= Data supplied =
++++++++++
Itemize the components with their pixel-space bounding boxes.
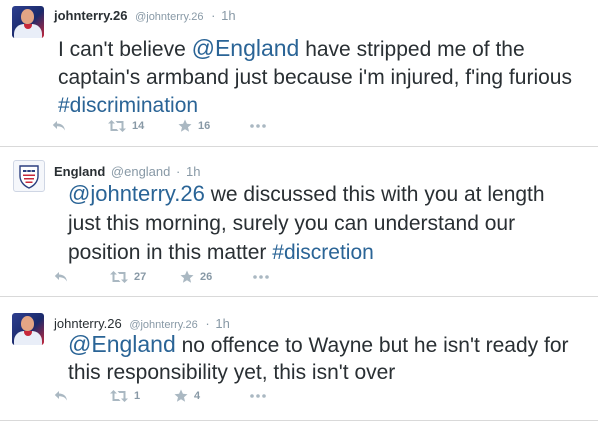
author-handle[interactable]: @johnterry.26 [129,319,197,331]
favorite-button[interactable]: 26 [180,268,212,286]
mention-link[interactable]: @England [68,331,176,357]
more-icon [250,394,266,398]
mention-link[interactable]: @johnterry.26 [68,181,205,206]
tweet-text: @England no offence to Wayne but he isn'… [68,331,578,386]
timestamp[interactable]: 1h [186,164,200,179]
favorite-count: 4 [194,390,201,402]
reply-icon [54,272,67,282]
author-name[interactable]: England [54,164,105,179]
crest-icon [19,165,39,189]
retweet-button[interactable]: 1 [110,387,140,405]
tweet-header: johnterry.26 @johnterry.26 · 1h [54,316,230,331]
reply-button[interactable] [52,117,66,135]
more-icon [253,275,269,279]
tweet-actions: 1 4 [0,387,598,405]
more-button[interactable] [250,387,266,405]
retweet-count: 1 [134,390,141,402]
avatar-england-crest[interactable] [13,160,45,192]
favorite-count: 26 [200,271,213,283]
retweet-count: 14 [132,120,145,132]
star-icon [180,270,194,283]
tweet-1[interactable]: johnterry.26 @johnterry.26 · 1h I can't … [0,0,598,146]
tweet-actions: 14 16 [0,117,598,135]
text-segment: I can't believe [58,38,192,61]
retweet-button[interactable]: 27 [110,268,146,286]
star-icon [178,119,192,132]
reply-button[interactable] [54,387,68,405]
tweet-header: England @england · 1h [54,164,200,179]
reply-button[interactable] [54,268,68,286]
tweet-3[interactable]: johnterry.26 @johnterry.26 · 1h @England… [0,297,598,426]
author-name[interactable]: johnterry.26 [54,8,127,23]
timestamp[interactable]: 1h [221,8,235,23]
tweet-header: johnterry.26 @johnterry.26 · 1h [54,8,236,23]
author-handle[interactable]: @england [111,164,170,179]
tweet-text: I can't believe @England have stripped m… [58,34,578,120]
more-button[interactable] [250,117,266,135]
tweet-text: @johnterry.26 we discussed this with you… [68,179,568,267]
more-button[interactable] [253,268,269,286]
author-name[interactable]: johnterry.26 [54,316,122,331]
retweet-button[interactable]: 14 [108,117,144,135]
separator: · [176,164,181,179]
reply-icon [54,391,67,401]
mention-link[interactable]: @England [192,35,300,61]
tweet-2[interactable]: England @england · 1h @johnterry.26 we d… [0,147,598,296]
separator: · [211,8,216,23]
favorite-count: 16 [198,120,211,132]
avatar-johnterry[interactable] [12,6,44,38]
retweet-icon [108,120,126,132]
author-handle[interactable]: @johnterry.26 [135,11,203,23]
more-icon [250,124,266,128]
separator: · [205,316,210,331]
favorite-button[interactable]: 4 [174,387,200,405]
retweet-icon [110,271,128,283]
avatar-johnterry[interactable] [12,313,44,345]
hashtag-link[interactable]: #discretion [272,241,374,264]
timestamp[interactable]: 1h [215,316,229,331]
tweet-actions: 27 26 [0,268,598,286]
retweet-icon [110,390,128,402]
tweet-divider [0,420,598,421]
reply-icon [52,121,65,131]
retweet-count: 27 [134,271,147,283]
favorite-button[interactable]: 16 [178,117,210,135]
star-icon [174,389,188,402]
hashtag-link[interactable]: #discrimination [58,94,198,117]
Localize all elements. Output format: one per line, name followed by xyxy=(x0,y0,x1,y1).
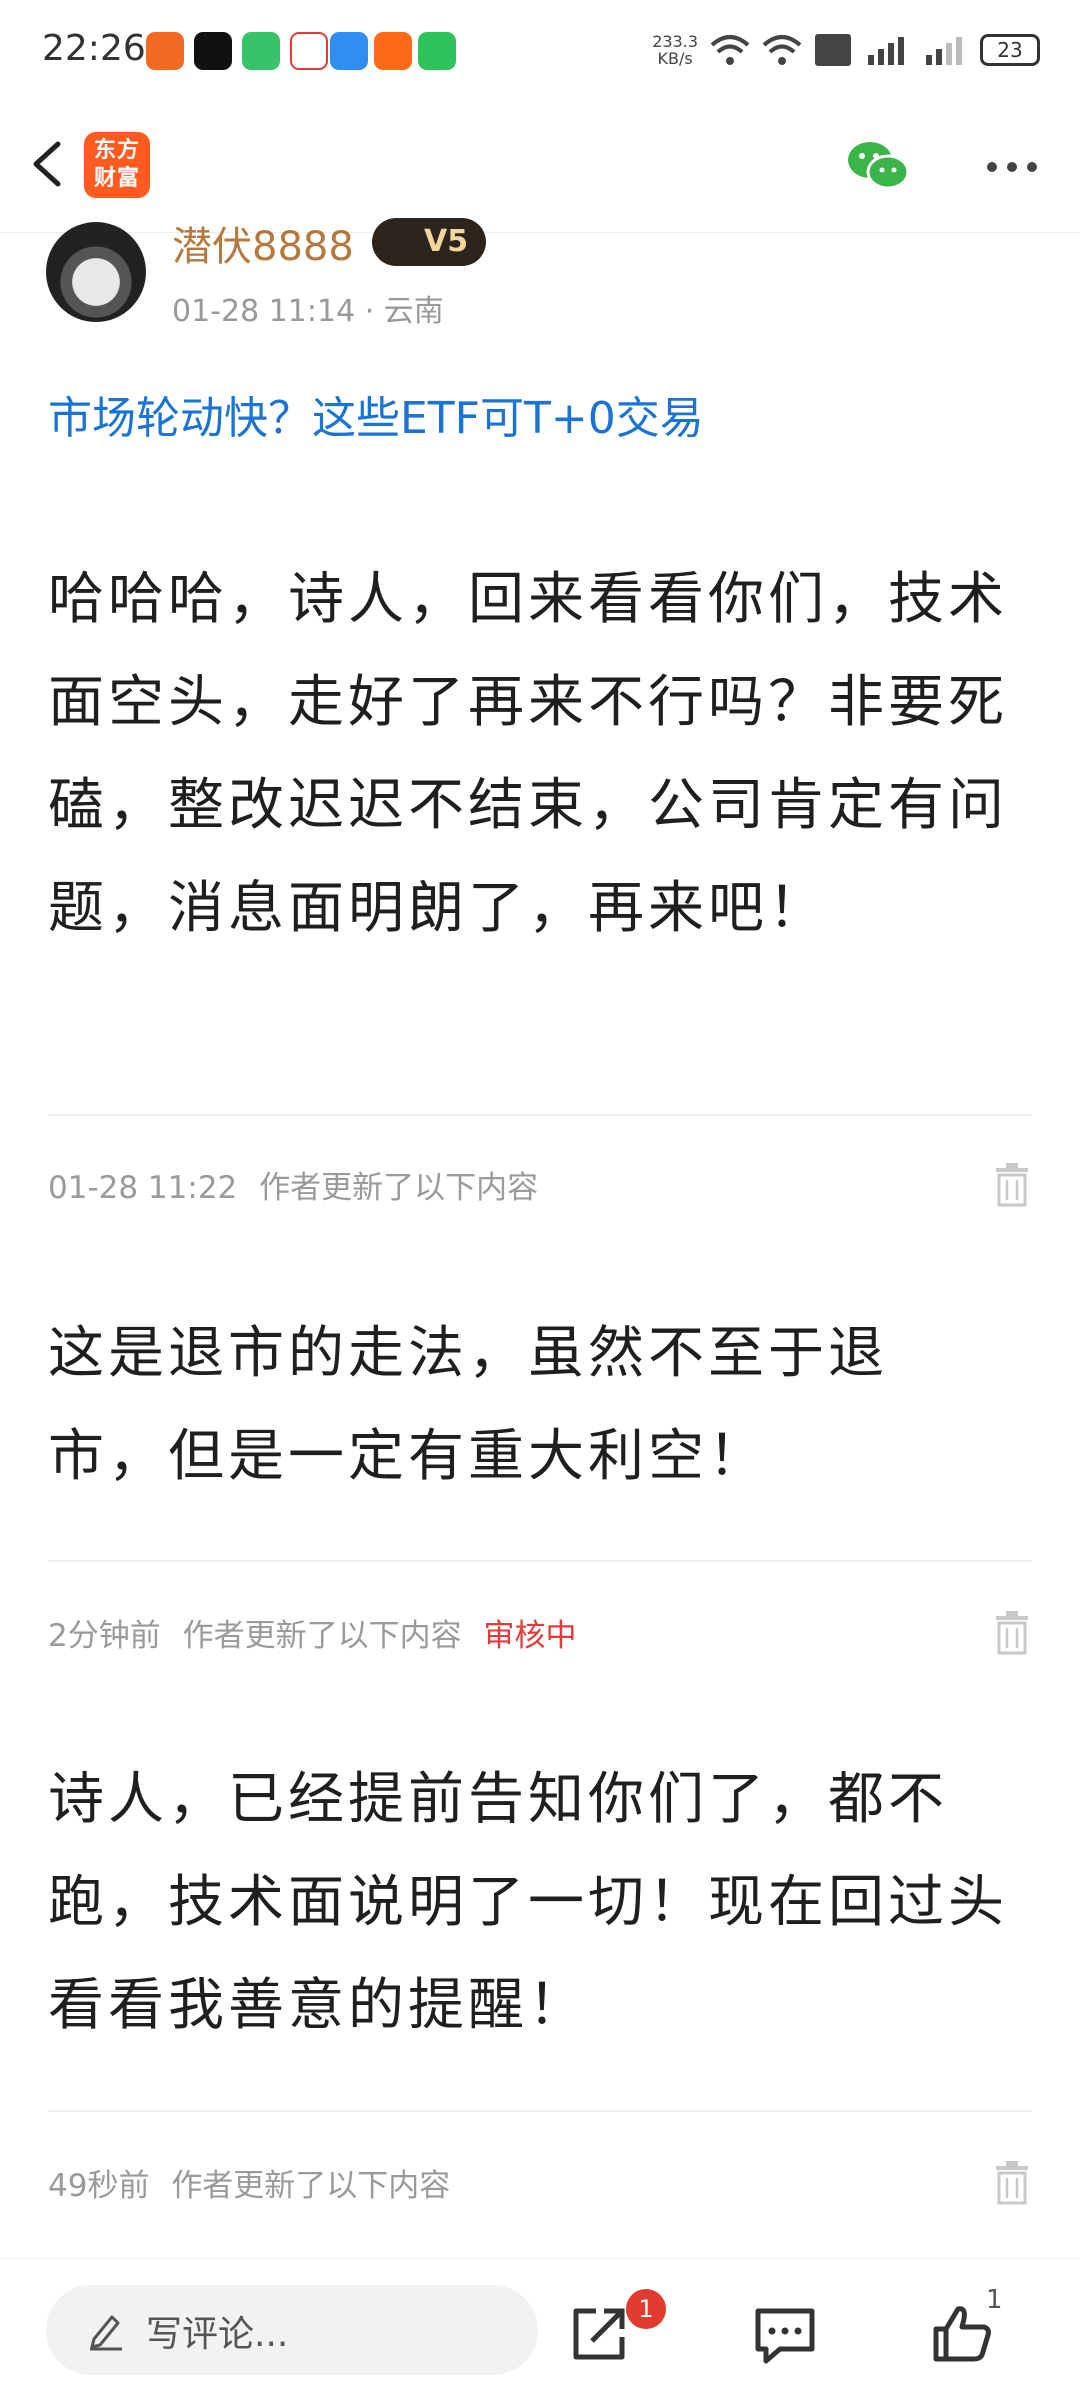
++++++++++
Pull every line from the listing above that contains the word "crest", matching case exactly.

crest-icon [19,165,39,189]
avatar-england-crest[interactable] [13,160,45,192]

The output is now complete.